*REQUIREMENT*
Look over the entries that follow and work out how many lines contain "Proportion". State the number only.

[INFORMATION SUPPLIED start]

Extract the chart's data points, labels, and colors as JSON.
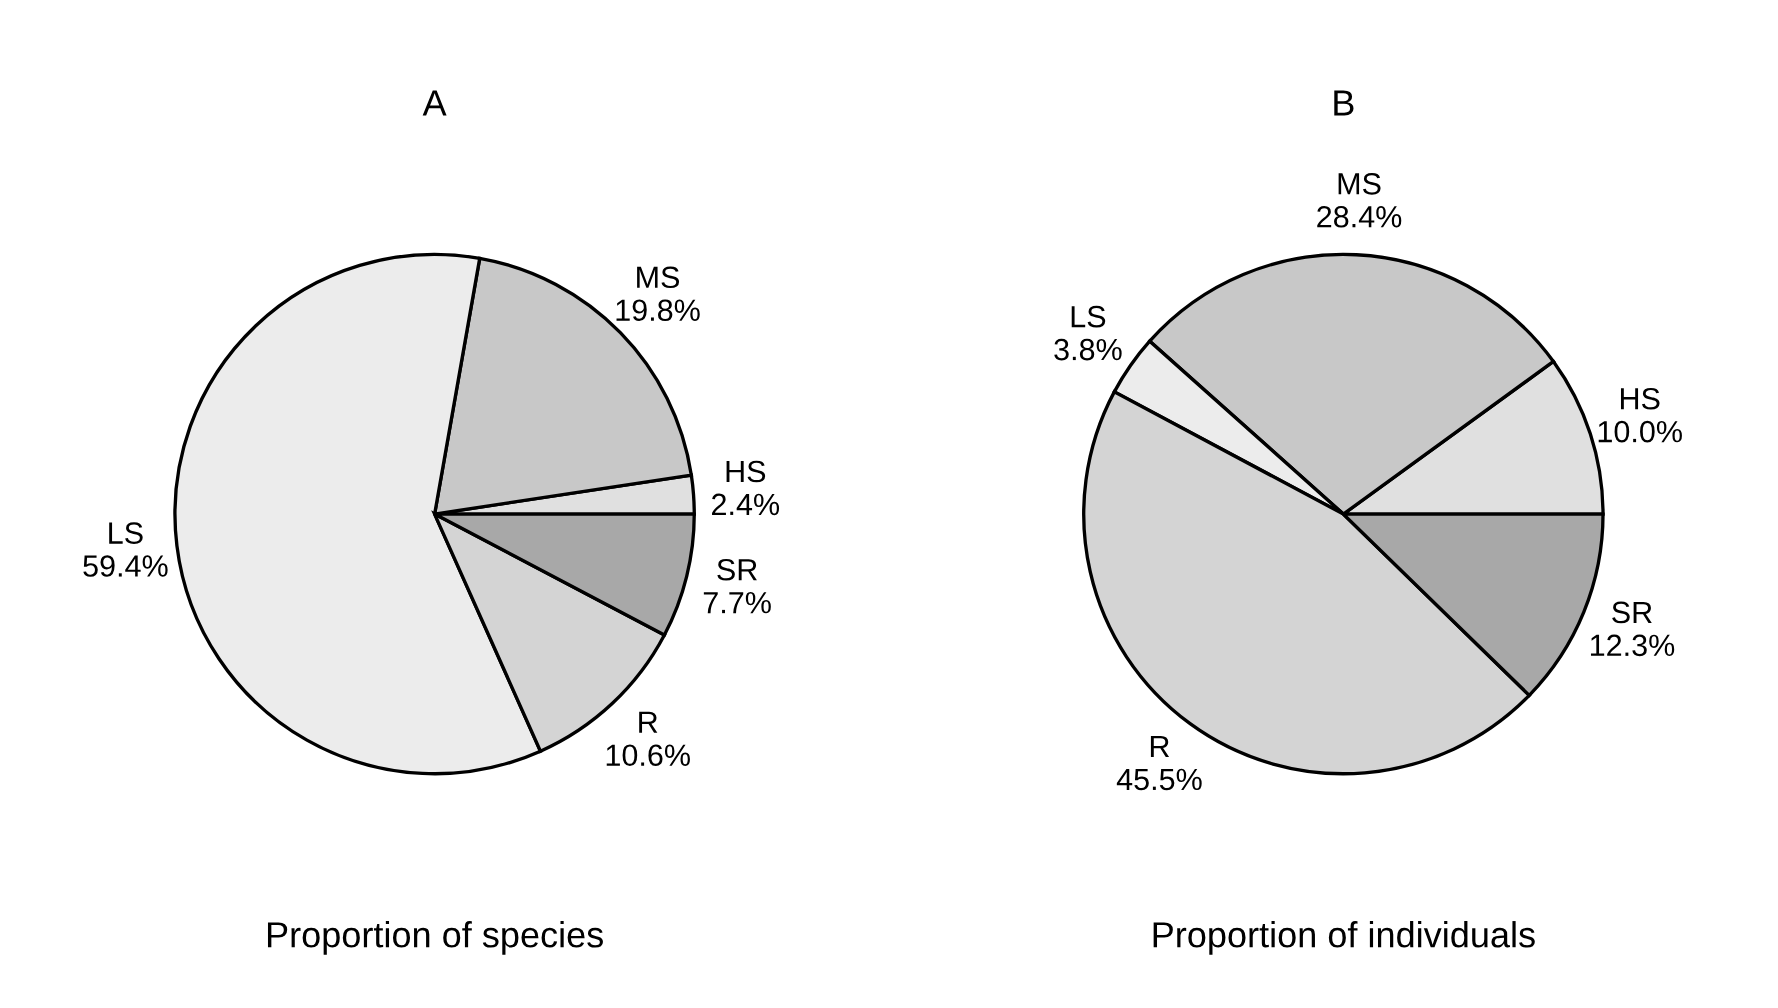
{
  "chart_data": [
    {
      "type": "pie",
      "title": "A",
      "xlabel": "Proportion of species",
      "categories": [
        "HS",
        "MS",
        "LS",
        "R",
        "SR"
      ],
      "values": [
        2.4,
        19.8,
        59.4,
        10.6,
        7.7
      ],
      "value_labels": [
        "2.4%",
        "19.8%",
        "59.4%",
        "10.6%",
        "7.7%"
      ],
      "colors": [
        "#e0e0e0",
        "#c8c8c8",
        "#ececec",
        "#d4d4d4",
        "#a8a8a8"
      ],
      "legend": false
    },
    {
      "type": "pie",
      "title": "B",
      "xlabel": "Proportion of individuals",
      "categories": [
        "HS",
        "MS",
        "LS",
        "R",
        "SR"
      ],
      "values": [
        10.0,
        28.4,
        3.8,
        45.5,
        12.3
      ],
      "value_labels": [
        "10.0%",
        "28.4%",
        "3.8%",
        "45.5%",
        "12.3%"
      ],
      "colors": [
        "#e0e0e0",
        "#c8c8c8",
        "#ececec",
        "#d4d4d4",
        "#a8a8a8"
      ],
      "legend": false
    }
  ]
}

[INFORMATION SUPPLIED end]

*TASK RESPONSE*
2